→ **SOURCE MATERIAL**
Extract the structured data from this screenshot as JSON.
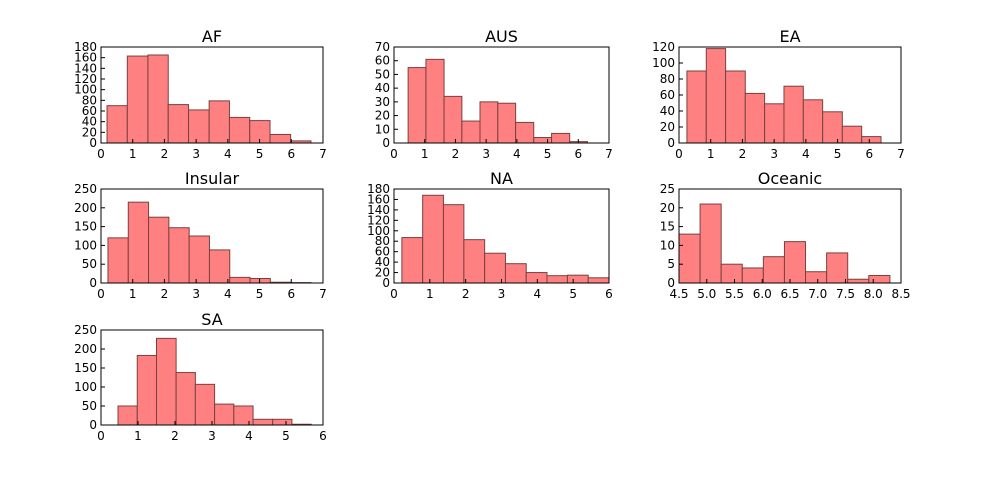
{
  "chart_data": [
    {
      "type": "histogram",
      "title": "AF",
      "color": "#ff8080",
      "bins": [
        0.19,
        0.83,
        1.48,
        2.12,
        2.76,
        3.41,
        4.05,
        4.69,
        5.33,
        5.98,
        6.62
      ],
      "values": [
        70,
        163,
        165,
        72,
        62,
        79,
        48,
        42,
        16,
        4
      ],
      "xlim": [
        0,
        7
      ],
      "xticks": [
        0,
        1,
        2,
        3,
        4,
        5,
        6,
        7
      ],
      "ylim": [
        0,
        180
      ],
      "yticks": [
        0,
        20,
        40,
        60,
        80,
        100,
        120,
        140,
        160,
        180
      ]
    },
    {
      "type": "histogram",
      "title": "AUS",
      "color": "#ff8080",
      "bins": [
        0.46,
        1.04,
        1.63,
        2.21,
        2.8,
        3.38,
        3.96,
        4.55,
        5.13,
        5.72,
        6.3
      ],
      "values": [
        55,
        61,
        34,
        16,
        30,
        29,
        15,
        4,
        7,
        1
      ],
      "xlim": [
        0,
        7
      ],
      "xticks": [
        0,
        1,
        2,
        3,
        4,
        5,
        6,
        7
      ],
      "ylim": [
        0,
        70
      ],
      "yticks": [
        0,
        10,
        20,
        30,
        40,
        50,
        60,
        70
      ]
    },
    {
      "type": "histogram",
      "title": "EA",
      "color": "#ff8080",
      "bins": [
        0.25,
        0.86,
        1.47,
        2.09,
        2.7,
        3.31,
        3.92,
        4.53,
        5.15,
        5.76,
        6.37
      ],
      "values": [
        90,
        118,
        90,
        62,
        49,
        71,
        54,
        39,
        21,
        8
      ],
      "xlim": [
        0,
        7
      ],
      "xticks": [
        0,
        1,
        2,
        3,
        4,
        5,
        6,
        7
      ],
      "ylim": [
        0,
        120
      ],
      "yticks": [
        0,
        20,
        40,
        60,
        80,
        100,
        120
      ]
    },
    {
      "type": "histogram",
      "title": "Insular",
      "color": "#ff8080",
      "bins": [
        0.22,
        0.86,
        1.5,
        2.14,
        2.78,
        3.42,
        4.06,
        4.7,
        5.34,
        5.98,
        6.62
      ],
      "values": [
        120,
        215,
        175,
        147,
        125,
        88,
        15,
        12,
        2,
        1
      ],
      "xlim": [
        0,
        7
      ],
      "xticks": [
        0,
        1,
        2,
        3,
        4,
        5,
        6,
        7
      ],
      "ylim": [
        0,
        250
      ],
      "yticks": [
        0,
        50,
        100,
        150,
        200,
        250
      ]
    },
    {
      "type": "histogram",
      "title": "NA",
      "color": "#ff8080",
      "bins": [
        0.22,
        0.8,
        1.38,
        1.95,
        2.53,
        3.11,
        3.69,
        4.27,
        4.84,
        5.42,
        6.0
      ],
      "values": [
        87,
        168,
        150,
        83,
        57,
        37,
        20,
        14,
        15,
        10
      ],
      "xlim": [
        0,
        6
      ],
      "xticks": [
        0,
        1,
        2,
        3,
        4,
        5,
        6
      ],
      "ylim": [
        0,
        180
      ],
      "yticks": [
        0,
        20,
        40,
        60,
        80,
        100,
        120,
        140,
        160,
        180
      ]
    },
    {
      "type": "histogram",
      "title": "Oceanic",
      "color": "#ff8080",
      "bins": [
        4.5,
        4.88,
        5.26,
        5.64,
        6.02,
        6.4,
        6.78,
        7.16,
        7.54,
        7.92,
        8.3
      ],
      "values": [
        13,
        21,
        5,
        4,
        7,
        11,
        3,
        8,
        1,
        2
      ],
      "xlim": [
        4.5,
        8.5
      ],
      "xticks": [
        4.5,
        {
          "value": 5,
          "label": "5.0"
        },
        5.5,
        {
          "value": 6,
          "label": "6.0"
        },
        6.5,
        {
          "value": 7,
          "label": "7.0"
        },
        7.5,
        {
          "value": 8,
          "label": "8.0"
        },
        8.5
      ],
      "ylim": [
        0,
        25
      ],
      "yticks": [
        0,
        5,
        10,
        15,
        20,
        25
      ]
    },
    {
      "type": "histogram",
      "title": "SA",
      "color": "#ff8080",
      "bins": [
        0.46,
        0.98,
        1.5,
        2.03,
        2.55,
        3.07,
        3.59,
        4.11,
        4.64,
        5.16,
        5.68
      ],
      "values": [
        50,
        183,
        228,
        138,
        107,
        55,
        50,
        15,
        15,
        2
      ],
      "xlim": [
        0,
        6
      ],
      "xticks": [
        0,
        1,
        2,
        3,
        4,
        5,
        6
      ],
      "ylim": [
        0,
        250
      ],
      "yticks": [
        0,
        50,
        100,
        150,
        200,
        250
      ]
    }
  ]
}
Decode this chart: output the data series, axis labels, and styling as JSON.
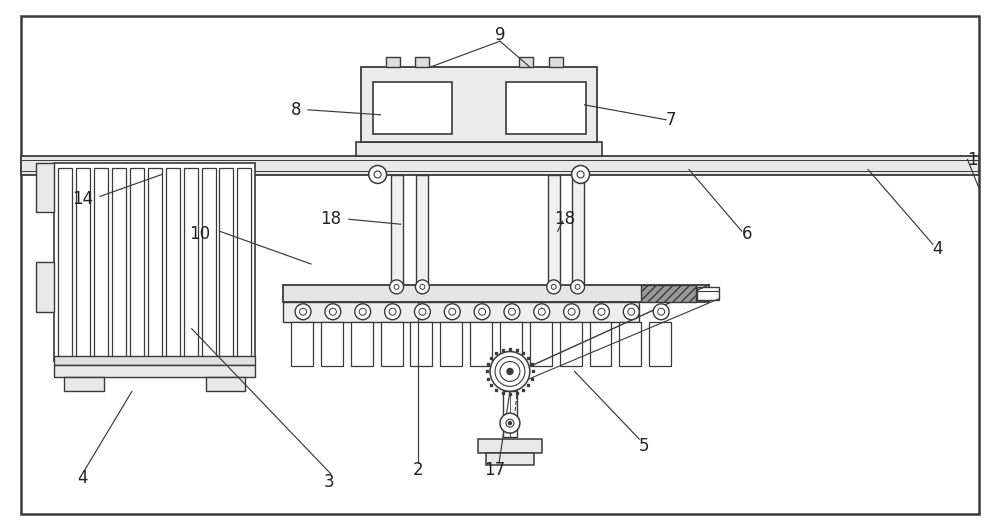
{
  "bg_color": "#ffffff",
  "lc": "#3a3a3a",
  "fig_width": 10.0,
  "fig_height": 5.29,
  "dpi": 100
}
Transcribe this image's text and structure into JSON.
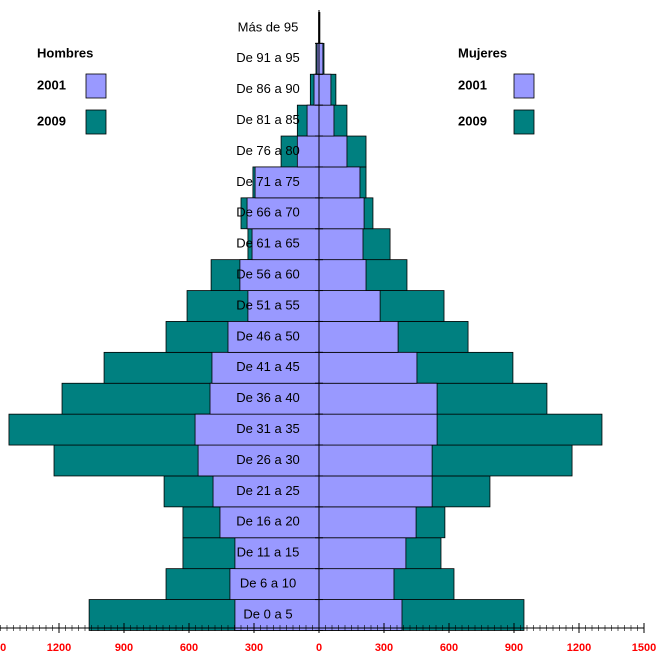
{
  "chart_data": {
    "type": "pyramid",
    "categories": [
      "De 0 a 5",
      "De 6 a 10",
      "De 11 a 15",
      "De 16 a 20",
      "De 21 a 25",
      "De 26 a 30",
      "De 31 a 35",
      "De 36 a 40",
      "De 41 a 45",
      "De 46 a 50",
      "De 51 a 55",
      "De 56 a 60",
      "De 61 a 65",
      "De 66 a 70",
      "De 71 a 75",
      "De 76 a 80",
      "De 81 a 85",
      "De 86 a 90",
      "De 91 a 95",
      "Más de 95"
    ],
    "groups": [
      {
        "name": "Hombres",
        "side": "left",
        "series": [
          {
            "name": "2001",
            "color": "#9999ff",
            "values": [
              388,
              411,
              388,
              457,
              489,
              558,
              572,
              503,
              494,
              420,
              328,
              365,
              309,
              332,
              295,
              100,
              55,
              23,
              9,
              1
            ]
          },
          {
            "name": "2009",
            "color": "#008080",
            "values": [
              1061,
              706,
              628,
              628,
              715,
              1223,
              1431,
              1186,
              992,
              706,
              609,
              498,
              328,
              360,
              305,
              175,
              100,
              40,
              14,
              2
            ]
          }
        ]
      },
      {
        "name": "Mujeres",
        "side": "right",
        "series": [
          {
            "name": "2001",
            "color": "#9999ff",
            "values": [
              383,
              346,
              401,
              448,
              522,
              522,
              545,
              545,
              452,
              365,
              282,
              217,
              203,
              208,
              189,
              129,
              69,
              55,
              18,
              3
            ]
          },
          {
            "name": "2009",
            "color": "#008080",
            "values": [
              946,
              623,
              563,
              581,
              789,
              1168,
              1306,
              1052,
              895,
              688,
              577,
              406,
              328,
              249,
              217,
              217,
              129,
              78,
              23,
              4
            ]
          }
        ]
      }
    ],
    "xlim": [
      0,
      1500
    ],
    "xticks": [
      0,
      300,
      600,
      900,
      1200,
      1500
    ],
    "xminor": 30
  }
}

→ **EXERCISE AIM**
Extract the entries in full, exactly as they are, minus the pictures.

→ **EXERCISE ANSWER**
Extract the structured data from this screenshot as JSON.
{
  "chart_data": [
    {
      "type": "histogram",
      "title": "AF",
      "color": "#ff8080",
      "bins": [
        0.19,
        0.83,
        1.48,
        2.12,
        2.76,
        3.41,
        4.05,
        4.69,
        5.33,
        5.98,
        6.62
      ],
      "values": [
        70,
        163,
        165,
        72,
        62,
        79,
        48,
        42,
        16,
        4
      ],
      "xlim": [
        0,
        7
      ],
      "xticks": [
        0,
        1,
        2,
        3,
        4,
        5,
        6,
        7
      ],
      "ylim": [
        0,
        180
      ],
      "yticks": [
        0,
        20,
        40,
        60,
        80,
        100,
        120,
        140,
        160,
        180
      ]
    },
    {
      "type": "histogram",
      "title": "AUS",
      "color": "#ff8080",
      "bins": [
        0.46,
        1.04,
        1.63,
        2.21,
        2.8,
        3.38,
        3.96,
        4.55,
        5.13,
        5.72,
        6.3
      ],
      "values": [
        55,
        61,
        34,
        16,
        30,
        29,
        15,
        4,
        7,
        1
      ],
      "xlim": [
        0,
        7
      ],
      "xticks": [
        0,
        1,
        2,
        3,
        4,
        5,
        6,
        7
      ],
      "ylim": [
        0,
        70
      ],
      "yticks": [
        0,
        10,
        20,
        30,
        40,
        50,
        60,
        70
      ]
    },
    {
      "type": "histogram",
      "title": "EA",
      "color": "#ff8080",
      "bins": [
        0.25,
        0.86,
        1.47,
        2.09,
        2.7,
        3.31,
        3.92,
        4.53,
        5.15,
        5.76,
        6.37
      ],
      "values": [
        90,
        118,
        90,
        62,
        49,
        71,
        54,
        39,
        21,
        8
      ],
      "xlim": [
        0,
        7
      ],
      "xticks": [
        0,
        1,
        2,
        3,
        4,
        5,
        6,
        7
      ],
      "ylim": [
        0,
        120
      ],
      "yticks": [
        0,
        20,
        40,
        60,
        80,
        100,
        120
      ]
    },
    {
      "type": "histogram",
      "title": "Insular",
      "color": "#ff8080",
      "bins": [
        0.22,
        0.86,
        1.5,
        2.14,
        2.78,
        3.42,
        4.06,
        4.7,
        5.34,
        5.98,
        6.62
      ],
      "values": [
        120,
        215,
        175,
        147,
        125,
        88,
        15,
        12,
        2,
        1
      ],
      "xlim": [
        0,
        7
      ],
      "xticks": [
        0,
        1,
        2,
        3,
        4,
        5,
        6,
        7
      ],
      "ylim": [
        0,
        250
      ],
      "yticks": [
        0,
        50,
        100,
        150,
        200,
        250
      ]
    },
    {
      "type": "histogram",
      "title": "NA",
      "color": "#ff8080",
      "bins": [
        0.22,
        0.8,
        1.38,
        1.95,
        2.53,
        3.11,
        3.69,
        4.27,
        4.84,
        5.42,
        6.0
      ],
      "values": [
        87,
        168,
        150,
        83,
        57,
        37,
        20,
        14,
        15,
        10
      ],
      "xlim": [
        0,
        6
      ],
      "xticks": [
        0,
        1,
        2,
        3,
        4,
        5,
        6
      ],
      "ylim": [
        0,
        180
      ],
      "yticks": [
        0,
        20,
        40,
        60,
        80,
        100,
        120,
        140,
        160,
        180
      ]
    },
    {
      "type": "histogram",
      "title": "Oceanic",
      "color": "#ff8080",
      "bins": [
        4.5,
        4.88,
        5.26,
        5.64,
        6.02,
        6.4,
        6.78,
        7.16,
        7.54,
        7.92,
        8.3
      ],
      "values": [
        13,
        21,
        5,
        4,
        7,
        11,
        3,
        8,
        1,
        2
      ],
      "xlim": [
        4.5,
        8.5
      ],
      "xticks": [
        4.5,
        {
          "value": 5,
          "label": "5.0"
        },
        5.5,
        {
          "value": 6,
          "label": "6.0"
        },
        6.5,
        {
          "value": 7,
          "label": "7.0"
        },
        7.5,
        {
          "value": 8,
          "label": "8.0"
        },
        8.5
      ],
      "ylim": [
        0,
        25
      ],
      "yticks": [
        0,
        5,
        10,
        15,
        20,
        25
      ]
    },
    {
      "type": "histogram",
      "title": "SA",
      "color": "#ff8080",
      "bins": [
        0.46,
        0.98,
        1.5,
        2.03,
        2.55,
        3.07,
        3.59,
        4.11,
        4.64,
        5.16,
        5.68
      ],
      "values": [
        50,
        183,
        228,
        138,
        107,
        55,
        50,
        15,
        15,
        2
      ],
      "xlim": [
        0,
        6
      ],
      "xticks": [
        0,
        1,
        2,
        3,
        4,
        5,
        6
      ],
      "ylim": [
        0,
        250
      ],
      "yticks": [
        0,
        50,
        100,
        150,
        200,
        250
      ]
    }
  ]
}
Decode this chart: output the data series, axis labels, and styling as JSON.
{
  "bg_color": "#ffffff",
  "lc": "#3a3a3a",
  "fig_width": 10.0,
  "fig_height": 5.29,
  "dpi": 100
}
Transcribe this image's text and structure into JSON.
{
  "chart_data": {
    "type": "pyramid",
    "categories": [
      "De 0 a 5",
      "De 6 a 10",
      "De 11 a 15",
      "De 16 a 20",
      "De 21 a 25",
      "De 26 a 30",
      "De 31 a 35",
      "De 36 a 40",
      "De 41 a 45",
      "De 46 a 50",
      "De 51 a 55",
      "De 56 a 60",
      "De 61 a 65",
      "De 66 a 70",
      "De 71 a 75",
      "De 76 a 80",
      "De 81 a 85",
      "De 86 a 90",
      "De 91 a 95",
      "Más de 95"
    ],
    "groups": [
      {
        "name": "Hombres",
        "side": "left",
        "series": [
          {
            "name": "2001",
            "color": "#9999ff",
            "values": [
              388,
              411,
              388,
              457,
              489,
              558,
              572,
              503,
              494,
              420,
              328,
              365,
              309,
              332,
              295,
              100,
              55,
              23,
              9,
              1
            ]
          },
          {
            "name": "2009",
            "color": "#008080",
            "values": [
              1061,
              706,
              628,
              628,
              715,
              1223,
              1431,
              1186,
              992,
              706,
              609,
              498,
              328,
              360,
              305,
              175,
              100,
              40,
              14,
              2
            ]
          }
        ]
      },
      {
        "name": "Mujeres",
        "side": "right",
        "series": [
          {
            "name": "2001",
            "color": "#9999ff",
            "values": [
              383,
              346,
              401,
              448,
              522,
              522,
              545,
              545,
              452,
              365,
              282,
              217,
              203,
              208,
              189,
              129,
              69,
              55,
              18,
              3
            ]
          },
          {
            "name": "2009",
            "color": "#008080",
            "values": [
              946,
              623,
              563,
              581,
              789,
              1168,
              1306,
              1052,
              895,
              688,
              577,
              406,
              328,
              249,
              217,
              217,
              129,
              78,
              23,
              4
            ]
          }
        ]
      }
    ],
    "xlim": [
      0,
      1500
    ],
    "xticks": [
      0,
      300,
      600,
      900,
      1200,
      1500
    ],
    "xminor": 30
  }
}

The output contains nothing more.